Task directions - Return the listing below verbatim. Pictures do not belong in the copy.

(Dataset items)
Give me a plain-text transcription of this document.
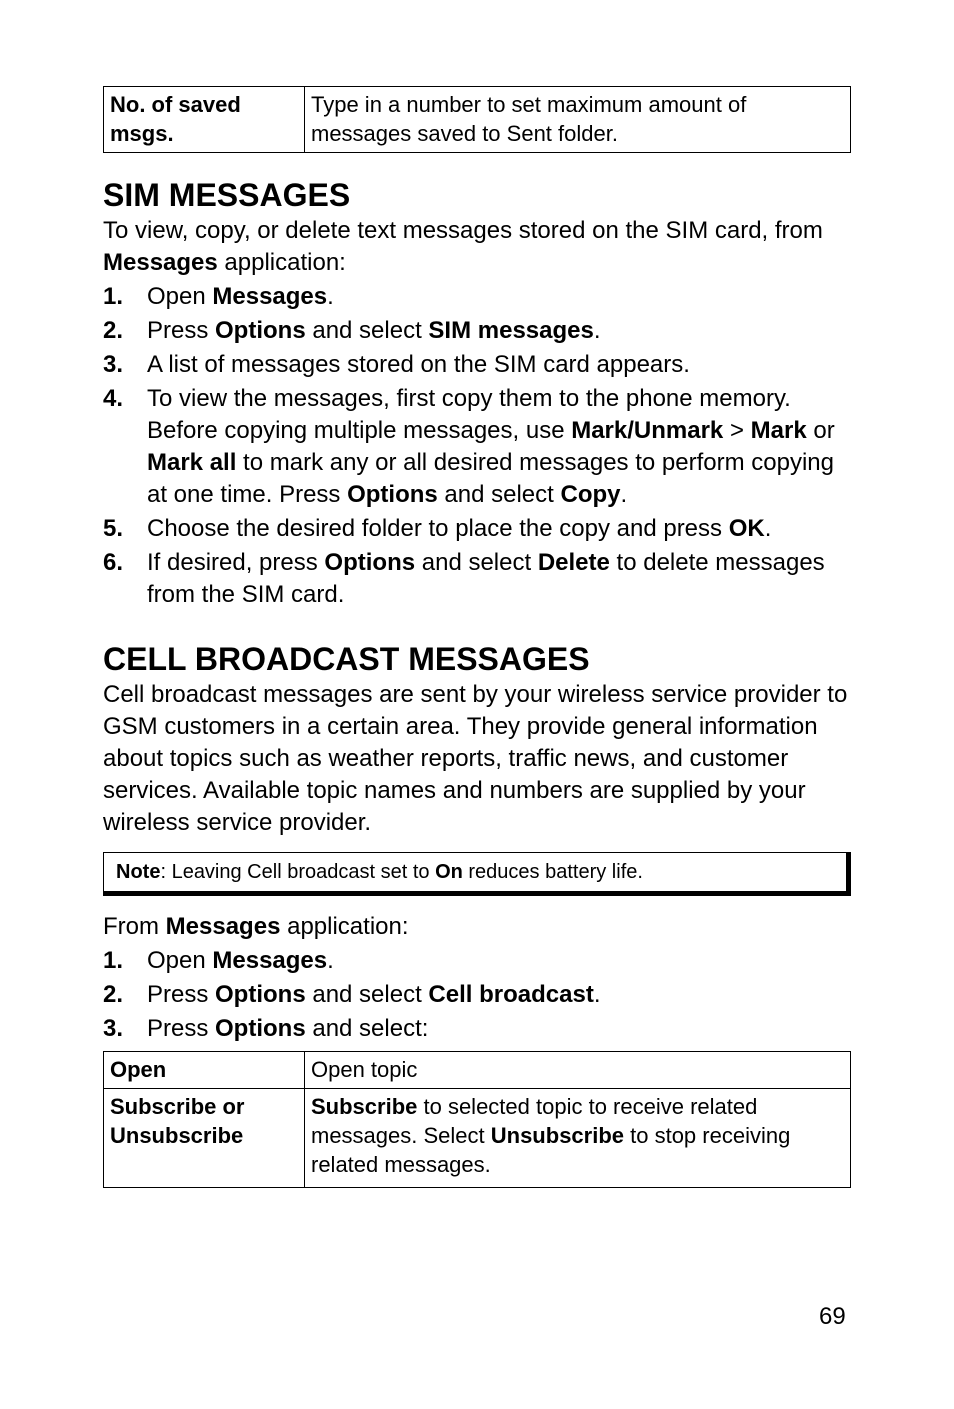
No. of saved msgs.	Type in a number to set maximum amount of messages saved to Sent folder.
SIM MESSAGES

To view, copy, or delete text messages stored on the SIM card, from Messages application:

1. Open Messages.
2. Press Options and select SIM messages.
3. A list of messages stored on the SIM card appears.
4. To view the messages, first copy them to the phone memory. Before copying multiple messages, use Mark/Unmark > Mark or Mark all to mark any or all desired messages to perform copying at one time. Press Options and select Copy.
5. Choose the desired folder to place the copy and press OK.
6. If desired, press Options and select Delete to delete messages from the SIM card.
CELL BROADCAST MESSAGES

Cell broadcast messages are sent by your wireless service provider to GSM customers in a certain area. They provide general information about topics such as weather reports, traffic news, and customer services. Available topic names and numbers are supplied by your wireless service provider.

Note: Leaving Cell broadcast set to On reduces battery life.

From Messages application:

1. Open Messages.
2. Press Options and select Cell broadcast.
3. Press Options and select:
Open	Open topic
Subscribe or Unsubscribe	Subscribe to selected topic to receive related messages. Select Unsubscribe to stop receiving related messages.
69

Response to this task -
Give me a plain-text transcription of this document.
No. of saved msgs.	Type in a number to set maximum amount of messages saved to Sent folder.
SIM MESSAGES

To view, copy, or delete text messages stored on the SIM card, from Messages application:

1. Open Messages.
2. Press Options and select SIM messages.
3. A list of messages stored on the SIM card appears.
4. To view the messages, first copy them to the phone memory. Before copying multiple messages, use Mark/Unmark > Mark or Mark all to mark any or all desired messages to perform copying at one time. Press Options and select Copy.
5. Choose the desired folder to place the copy and press OK.
6. If desired, press Options and select Delete to delete messages from the SIM card.
CELL BROADCAST MESSAGES

Cell broadcast messages are sent by your wireless service provider to GSM customers in a certain area. They provide general information about topics such as weather reports, traffic news, and customer services. Available topic names and numbers are supplied by your wireless service provider.

Note: Leaving Cell broadcast set to On reduces battery life.

From Messages application:

1. Open Messages.
2. Press Options and select Cell broadcast.
3. Press Options and select:
Open	Open topic
Subscribe or Unsubscribe	Subscribe to selected topic to receive related messages. Select Unsubscribe to stop receiving related messages.
69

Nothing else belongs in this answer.